• Goal
Select every line below containing the word "внутри".

• Supplied records
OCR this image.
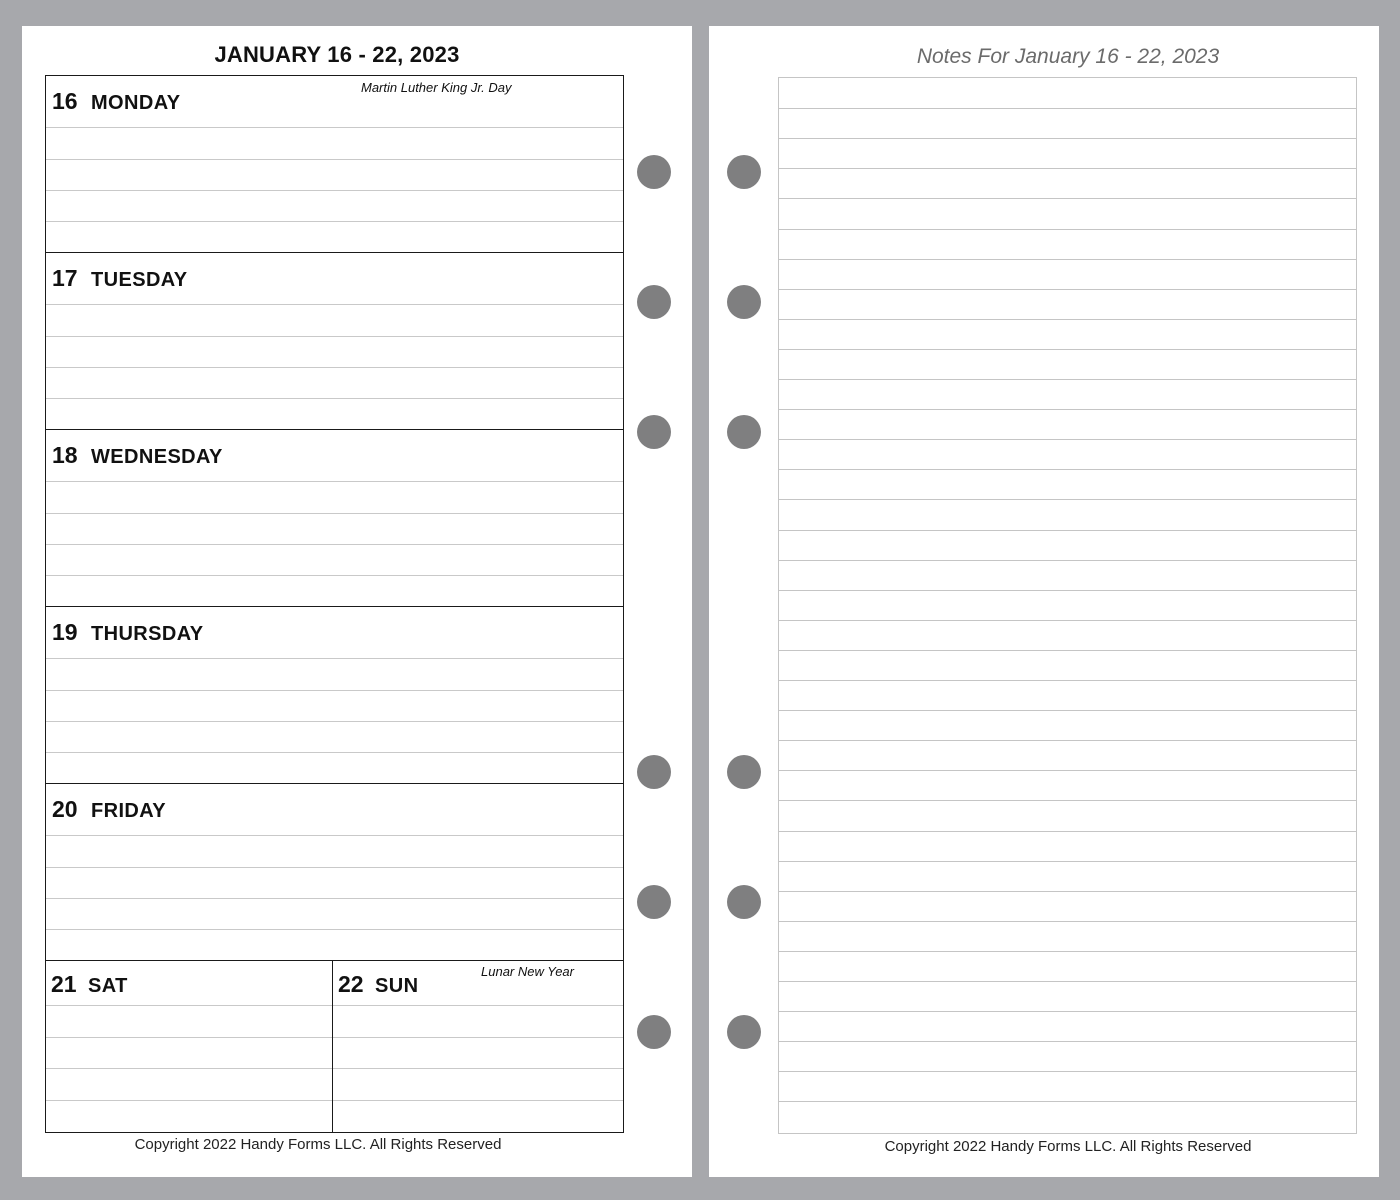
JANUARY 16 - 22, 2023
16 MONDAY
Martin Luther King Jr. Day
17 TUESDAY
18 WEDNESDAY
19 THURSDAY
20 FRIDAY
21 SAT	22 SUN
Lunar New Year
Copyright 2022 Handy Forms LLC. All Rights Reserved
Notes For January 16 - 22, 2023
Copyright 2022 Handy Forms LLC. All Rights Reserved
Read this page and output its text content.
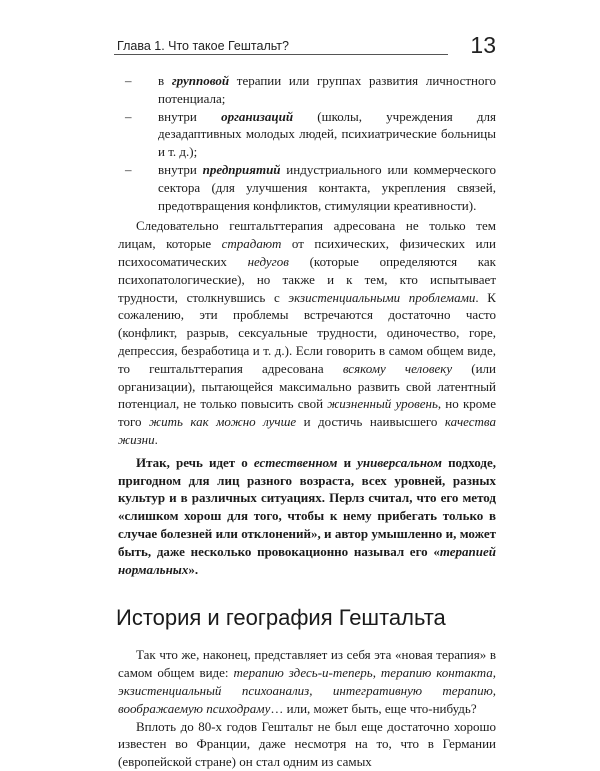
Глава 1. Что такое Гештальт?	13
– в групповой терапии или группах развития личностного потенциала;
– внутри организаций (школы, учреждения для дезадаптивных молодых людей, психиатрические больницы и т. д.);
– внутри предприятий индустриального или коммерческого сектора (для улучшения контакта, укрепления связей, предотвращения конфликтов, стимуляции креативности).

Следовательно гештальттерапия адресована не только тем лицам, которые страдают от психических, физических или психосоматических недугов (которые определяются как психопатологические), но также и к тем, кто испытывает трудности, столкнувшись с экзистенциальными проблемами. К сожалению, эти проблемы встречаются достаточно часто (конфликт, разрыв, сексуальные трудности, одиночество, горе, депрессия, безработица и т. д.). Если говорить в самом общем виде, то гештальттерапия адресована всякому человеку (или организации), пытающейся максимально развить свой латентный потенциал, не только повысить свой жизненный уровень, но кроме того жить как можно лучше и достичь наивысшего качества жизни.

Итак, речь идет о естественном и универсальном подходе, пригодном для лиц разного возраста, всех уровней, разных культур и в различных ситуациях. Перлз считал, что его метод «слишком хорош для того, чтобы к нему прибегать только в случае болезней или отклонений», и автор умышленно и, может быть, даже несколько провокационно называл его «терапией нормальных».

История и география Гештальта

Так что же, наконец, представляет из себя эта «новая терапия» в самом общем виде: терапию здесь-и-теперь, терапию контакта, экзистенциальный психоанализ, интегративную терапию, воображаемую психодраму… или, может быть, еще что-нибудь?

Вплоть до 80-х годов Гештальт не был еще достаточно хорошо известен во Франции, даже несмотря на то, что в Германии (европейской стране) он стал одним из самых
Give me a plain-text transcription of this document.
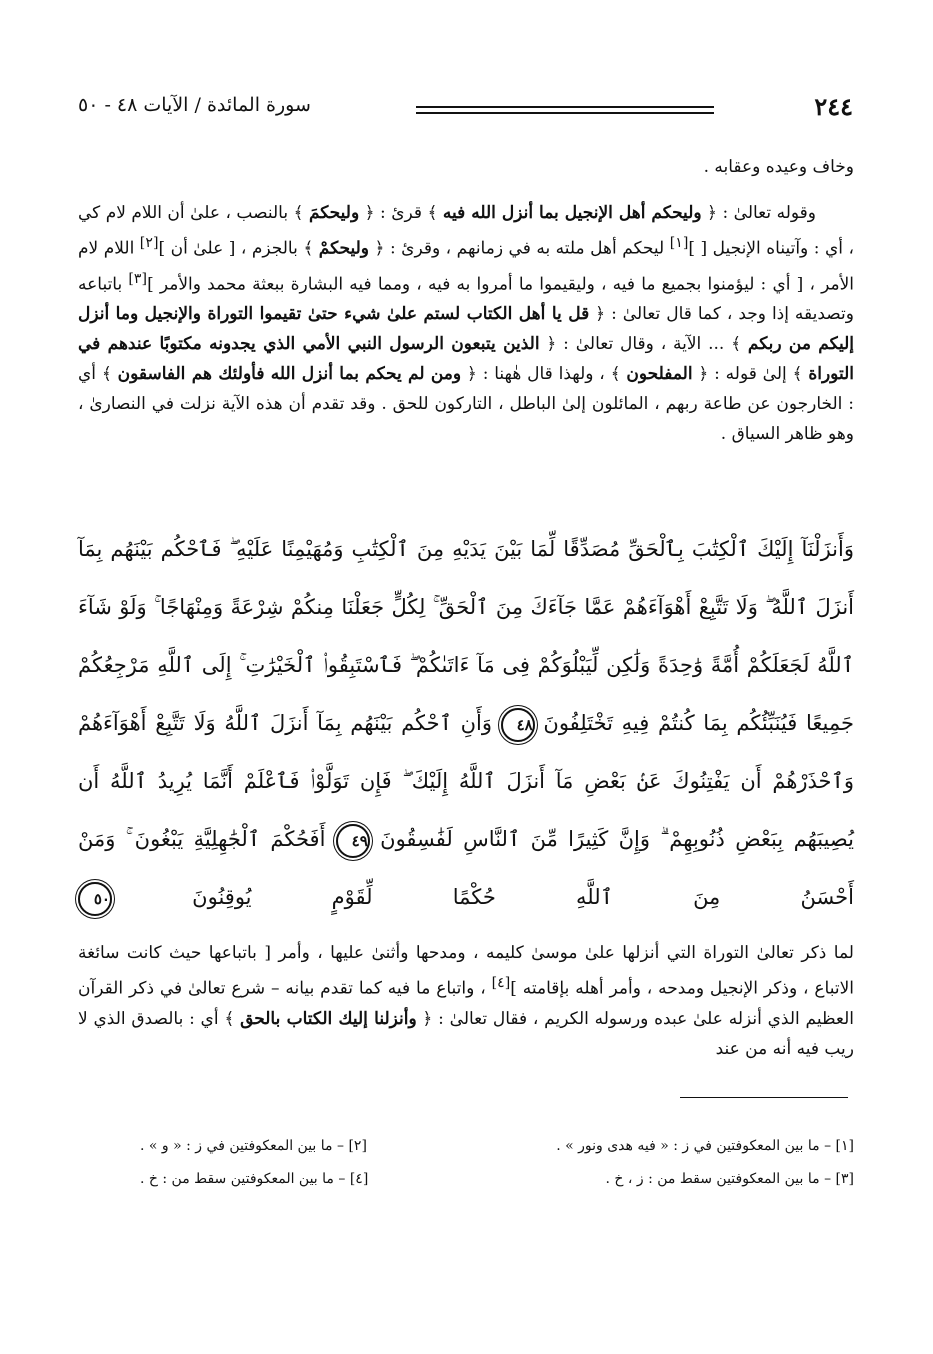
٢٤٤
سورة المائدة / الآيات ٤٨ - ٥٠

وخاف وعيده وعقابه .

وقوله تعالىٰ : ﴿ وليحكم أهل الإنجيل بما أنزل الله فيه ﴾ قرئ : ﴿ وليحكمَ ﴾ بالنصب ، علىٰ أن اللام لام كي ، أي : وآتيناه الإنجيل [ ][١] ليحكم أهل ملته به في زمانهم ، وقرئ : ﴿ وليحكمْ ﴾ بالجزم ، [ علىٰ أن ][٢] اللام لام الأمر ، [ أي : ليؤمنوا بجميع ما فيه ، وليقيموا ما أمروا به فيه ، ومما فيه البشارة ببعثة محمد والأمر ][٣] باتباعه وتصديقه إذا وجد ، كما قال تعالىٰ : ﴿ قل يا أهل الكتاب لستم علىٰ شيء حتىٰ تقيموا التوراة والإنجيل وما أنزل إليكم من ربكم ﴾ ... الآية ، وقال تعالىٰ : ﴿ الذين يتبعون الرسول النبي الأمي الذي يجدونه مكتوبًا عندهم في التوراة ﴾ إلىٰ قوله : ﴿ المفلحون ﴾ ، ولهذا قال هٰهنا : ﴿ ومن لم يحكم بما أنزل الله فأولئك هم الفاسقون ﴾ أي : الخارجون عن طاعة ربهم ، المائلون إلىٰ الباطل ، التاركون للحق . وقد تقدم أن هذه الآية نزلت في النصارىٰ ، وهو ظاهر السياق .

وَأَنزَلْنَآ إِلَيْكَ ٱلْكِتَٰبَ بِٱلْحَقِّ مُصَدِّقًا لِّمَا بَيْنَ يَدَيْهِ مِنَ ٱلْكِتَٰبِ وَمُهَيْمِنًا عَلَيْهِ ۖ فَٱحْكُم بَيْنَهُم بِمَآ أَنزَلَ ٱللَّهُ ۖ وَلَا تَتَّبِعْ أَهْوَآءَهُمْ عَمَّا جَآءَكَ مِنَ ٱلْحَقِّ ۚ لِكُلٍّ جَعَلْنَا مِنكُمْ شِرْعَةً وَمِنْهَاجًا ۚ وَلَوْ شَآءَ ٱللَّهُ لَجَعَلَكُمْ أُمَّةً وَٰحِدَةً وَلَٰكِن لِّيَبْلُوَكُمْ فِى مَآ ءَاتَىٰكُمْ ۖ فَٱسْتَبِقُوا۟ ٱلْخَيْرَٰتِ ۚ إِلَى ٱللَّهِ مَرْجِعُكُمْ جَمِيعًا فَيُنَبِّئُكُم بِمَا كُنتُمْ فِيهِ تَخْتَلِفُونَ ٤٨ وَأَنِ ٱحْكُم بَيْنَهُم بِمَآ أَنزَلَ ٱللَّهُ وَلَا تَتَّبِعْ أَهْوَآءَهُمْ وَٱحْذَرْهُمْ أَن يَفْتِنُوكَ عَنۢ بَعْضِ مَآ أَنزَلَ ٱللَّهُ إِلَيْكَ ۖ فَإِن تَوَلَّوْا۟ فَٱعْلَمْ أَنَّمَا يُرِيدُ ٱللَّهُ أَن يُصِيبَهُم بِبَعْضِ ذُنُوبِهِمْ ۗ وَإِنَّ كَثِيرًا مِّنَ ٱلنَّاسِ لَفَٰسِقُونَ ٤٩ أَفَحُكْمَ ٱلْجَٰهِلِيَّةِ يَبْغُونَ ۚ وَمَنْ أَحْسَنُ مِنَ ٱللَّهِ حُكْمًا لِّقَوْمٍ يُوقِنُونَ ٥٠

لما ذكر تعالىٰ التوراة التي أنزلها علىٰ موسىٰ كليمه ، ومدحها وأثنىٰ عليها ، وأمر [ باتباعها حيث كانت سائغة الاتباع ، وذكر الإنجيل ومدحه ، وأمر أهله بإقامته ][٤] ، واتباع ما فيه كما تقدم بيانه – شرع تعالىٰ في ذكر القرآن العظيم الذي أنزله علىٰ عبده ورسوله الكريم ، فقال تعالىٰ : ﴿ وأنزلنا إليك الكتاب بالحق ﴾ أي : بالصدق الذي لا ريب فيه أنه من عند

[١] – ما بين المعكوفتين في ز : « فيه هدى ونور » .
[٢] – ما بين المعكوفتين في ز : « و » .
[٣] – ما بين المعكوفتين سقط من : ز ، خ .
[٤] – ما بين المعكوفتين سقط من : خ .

• Full answer
– внутри организаций (школы, учреждения для дезадаптивных молодых людей, психиатрические больницы и т. д.);
– внутри предприятий индустриального или коммерческого сектора (для улучшения контакта, укрепления связей, предотвращения конфликтов, стимуляции креативности).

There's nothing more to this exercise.